*YOUR INSTRUCTIONS:* All of the material below is to be repeated exactly.

Records about charts and figures
━━━━━━━━

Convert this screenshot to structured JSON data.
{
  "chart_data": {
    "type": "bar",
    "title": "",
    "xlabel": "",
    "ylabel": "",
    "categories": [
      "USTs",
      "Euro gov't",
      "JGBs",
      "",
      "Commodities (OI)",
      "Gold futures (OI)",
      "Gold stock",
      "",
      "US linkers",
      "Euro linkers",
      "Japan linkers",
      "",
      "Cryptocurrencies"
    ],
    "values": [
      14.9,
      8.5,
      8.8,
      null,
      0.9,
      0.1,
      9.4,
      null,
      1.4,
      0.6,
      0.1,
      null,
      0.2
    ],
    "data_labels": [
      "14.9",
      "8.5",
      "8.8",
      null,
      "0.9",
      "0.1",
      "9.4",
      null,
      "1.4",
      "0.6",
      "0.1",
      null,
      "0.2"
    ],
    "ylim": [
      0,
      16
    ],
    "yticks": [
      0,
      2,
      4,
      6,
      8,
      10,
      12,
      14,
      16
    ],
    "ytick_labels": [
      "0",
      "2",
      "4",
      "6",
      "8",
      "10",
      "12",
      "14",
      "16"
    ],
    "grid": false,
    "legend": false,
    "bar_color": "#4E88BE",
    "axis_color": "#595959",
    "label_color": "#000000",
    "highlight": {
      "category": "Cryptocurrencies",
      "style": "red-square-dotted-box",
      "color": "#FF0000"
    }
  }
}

━━━━━━━━

*WRITTEN RESPONSE:*
Convert this screenshot to structured JSON data.
{
  "chart_data": {
    "type": "bar",
    "title": "",
    "xlabel": "",
    "ylabel": "",
    "categories": [
      "USTs",
      "Euro gov't",
      "JGBs",
      "",
      "Commodities (OI)",
      "Gold futures (OI)",
      "Gold stock",
      "",
      "US linkers",
      "Euro linkers",
      "Japan linkers",
      "",
      "Cryptocurrencies"
    ],
    "values": [
      14.9,
      8.5,
      8.8,
      null,
      0.9,
      0.1,
      9.4,
      null,
      1.4,
      0.6,
      0.1,
      null,
      0.2
    ],
    "data_labels": [
      "14.9",
      "8.5",
      "8.8",
      null,
      "0.9",
      "0.1",
      "9.4",
      null,
      "1.4",
      "0.6",
      "0.1",
      null,
      "0.2"
    ],
    "ylim": [
      0,
      16
    ],
    "yticks": [
      0,
      2,
      4,
      6,
      8,
      10,
      12,
      14,
      16
    ],
    "ytick_labels": [
      "0",
      "2",
      "4",
      "6",
      "8",
      "10",
      "12",
      "14",
      "16"
    ],
    "grid": false,
    "legend": false,
    "bar_color": "#4E88BE",
    "axis_color": "#595959",
    "label_color": "#000000",
    "highlight": {
      "category": "Cryptocurrencies",
      "style": "red-square-dotted-box",
      "color": "#FF0000"
    }
  }
}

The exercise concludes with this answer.